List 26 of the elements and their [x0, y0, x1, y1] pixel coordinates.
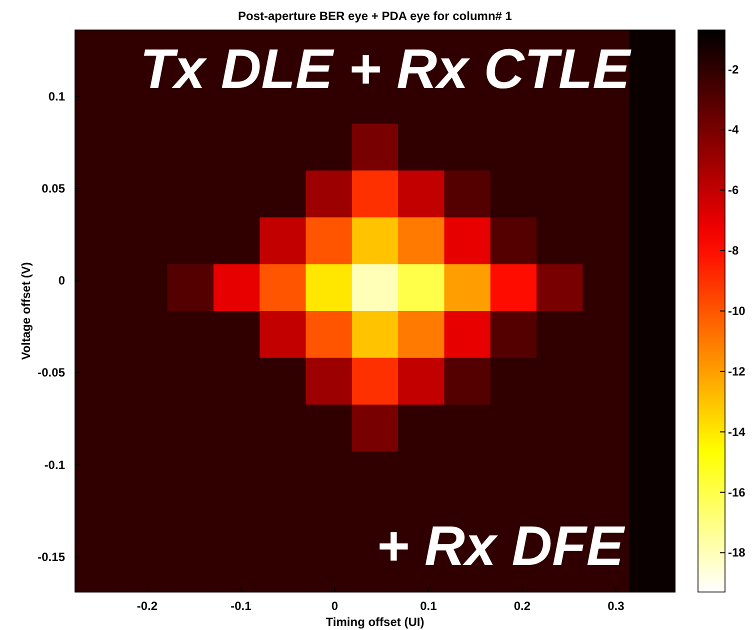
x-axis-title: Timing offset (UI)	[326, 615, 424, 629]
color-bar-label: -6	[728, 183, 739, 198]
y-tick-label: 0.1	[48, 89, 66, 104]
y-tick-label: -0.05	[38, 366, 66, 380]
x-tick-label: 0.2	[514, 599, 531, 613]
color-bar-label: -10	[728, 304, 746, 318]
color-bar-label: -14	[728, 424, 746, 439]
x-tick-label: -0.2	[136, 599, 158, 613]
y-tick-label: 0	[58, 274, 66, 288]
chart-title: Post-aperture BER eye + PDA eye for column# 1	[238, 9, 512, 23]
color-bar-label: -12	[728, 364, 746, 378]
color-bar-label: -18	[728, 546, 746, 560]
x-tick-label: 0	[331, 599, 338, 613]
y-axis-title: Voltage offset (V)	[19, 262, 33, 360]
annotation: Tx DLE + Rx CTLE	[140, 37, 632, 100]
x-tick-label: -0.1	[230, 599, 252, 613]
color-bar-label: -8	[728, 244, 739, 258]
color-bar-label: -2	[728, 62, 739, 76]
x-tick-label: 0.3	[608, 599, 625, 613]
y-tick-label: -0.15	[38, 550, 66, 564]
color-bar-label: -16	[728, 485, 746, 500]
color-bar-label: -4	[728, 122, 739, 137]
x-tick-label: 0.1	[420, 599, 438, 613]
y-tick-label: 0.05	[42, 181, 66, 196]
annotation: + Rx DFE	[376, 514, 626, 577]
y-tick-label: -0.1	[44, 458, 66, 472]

==

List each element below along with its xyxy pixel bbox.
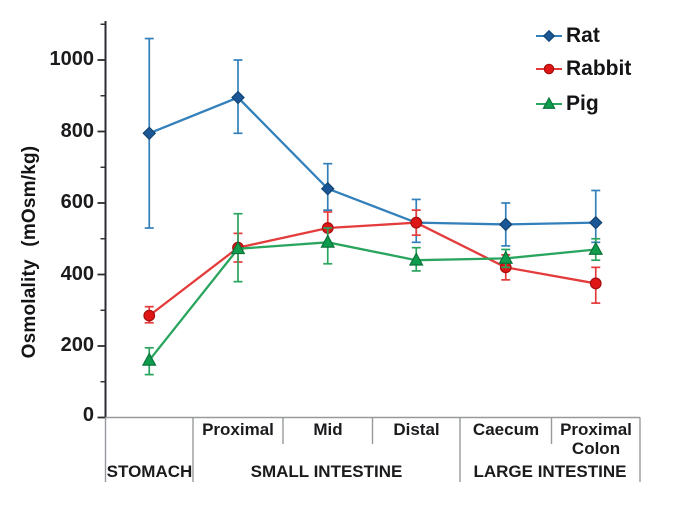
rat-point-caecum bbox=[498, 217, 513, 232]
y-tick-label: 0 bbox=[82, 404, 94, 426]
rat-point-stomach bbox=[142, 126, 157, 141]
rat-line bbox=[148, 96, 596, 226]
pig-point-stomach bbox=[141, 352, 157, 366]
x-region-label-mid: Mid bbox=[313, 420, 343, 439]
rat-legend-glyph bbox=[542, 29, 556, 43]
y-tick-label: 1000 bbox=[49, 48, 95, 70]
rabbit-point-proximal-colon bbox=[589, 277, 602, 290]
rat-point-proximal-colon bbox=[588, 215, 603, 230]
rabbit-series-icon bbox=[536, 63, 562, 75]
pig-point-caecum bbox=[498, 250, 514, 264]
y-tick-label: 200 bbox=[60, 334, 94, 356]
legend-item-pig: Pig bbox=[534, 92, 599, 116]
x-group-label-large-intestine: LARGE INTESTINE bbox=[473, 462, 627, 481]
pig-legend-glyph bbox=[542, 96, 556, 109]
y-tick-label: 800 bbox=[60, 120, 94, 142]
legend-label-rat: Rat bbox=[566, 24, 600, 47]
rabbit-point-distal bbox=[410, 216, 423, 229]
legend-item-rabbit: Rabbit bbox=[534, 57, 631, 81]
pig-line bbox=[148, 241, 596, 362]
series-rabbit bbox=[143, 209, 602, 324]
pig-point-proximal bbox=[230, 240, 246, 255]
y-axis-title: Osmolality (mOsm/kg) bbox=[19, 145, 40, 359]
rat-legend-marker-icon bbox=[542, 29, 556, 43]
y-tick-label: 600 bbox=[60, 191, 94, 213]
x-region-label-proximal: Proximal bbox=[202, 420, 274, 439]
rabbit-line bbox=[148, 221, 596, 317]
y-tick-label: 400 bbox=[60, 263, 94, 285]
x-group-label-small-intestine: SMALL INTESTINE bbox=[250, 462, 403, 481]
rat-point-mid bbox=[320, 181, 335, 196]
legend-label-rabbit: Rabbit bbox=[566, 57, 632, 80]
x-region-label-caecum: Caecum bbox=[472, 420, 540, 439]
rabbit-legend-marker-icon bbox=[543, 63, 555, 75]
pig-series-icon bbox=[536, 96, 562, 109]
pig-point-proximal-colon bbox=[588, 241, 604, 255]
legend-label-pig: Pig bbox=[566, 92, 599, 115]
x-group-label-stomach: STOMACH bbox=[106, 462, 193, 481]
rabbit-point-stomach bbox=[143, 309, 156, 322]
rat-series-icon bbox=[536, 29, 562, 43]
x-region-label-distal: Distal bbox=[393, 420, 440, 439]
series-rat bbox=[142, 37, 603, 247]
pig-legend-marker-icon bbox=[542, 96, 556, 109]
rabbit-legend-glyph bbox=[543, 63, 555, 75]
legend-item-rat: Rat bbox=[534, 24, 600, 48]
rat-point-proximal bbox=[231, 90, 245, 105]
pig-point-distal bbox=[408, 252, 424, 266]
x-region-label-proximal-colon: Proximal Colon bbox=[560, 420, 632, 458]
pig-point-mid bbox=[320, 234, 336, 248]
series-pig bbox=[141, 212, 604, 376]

### THE TASK
Please give the stretch from the line containing "x-axis-title: Timing offset" through the line containing "274, 66, 288]" again, changing "color-bar-label" to "colorbar-label" and keeping everything else the same.

### COMPLETED EXERCISE
x-axis-title: Timing offset (UI)	[326, 615, 424, 629]
colorbar-label: -6	[728, 183, 739, 198]
y-tick-label: 0.1	[48, 89, 66, 104]
y-tick-label: -0.05	[38, 366, 66, 380]
x-tick-label: 0.2	[514, 599, 531, 613]
colorbar-label: -10	[728, 304, 746, 318]
colorbar-label: -14	[728, 424, 746, 439]
x-tick-label: -0.2	[136, 599, 158, 613]
y-tick-label: 0	[58, 274, 66, 288]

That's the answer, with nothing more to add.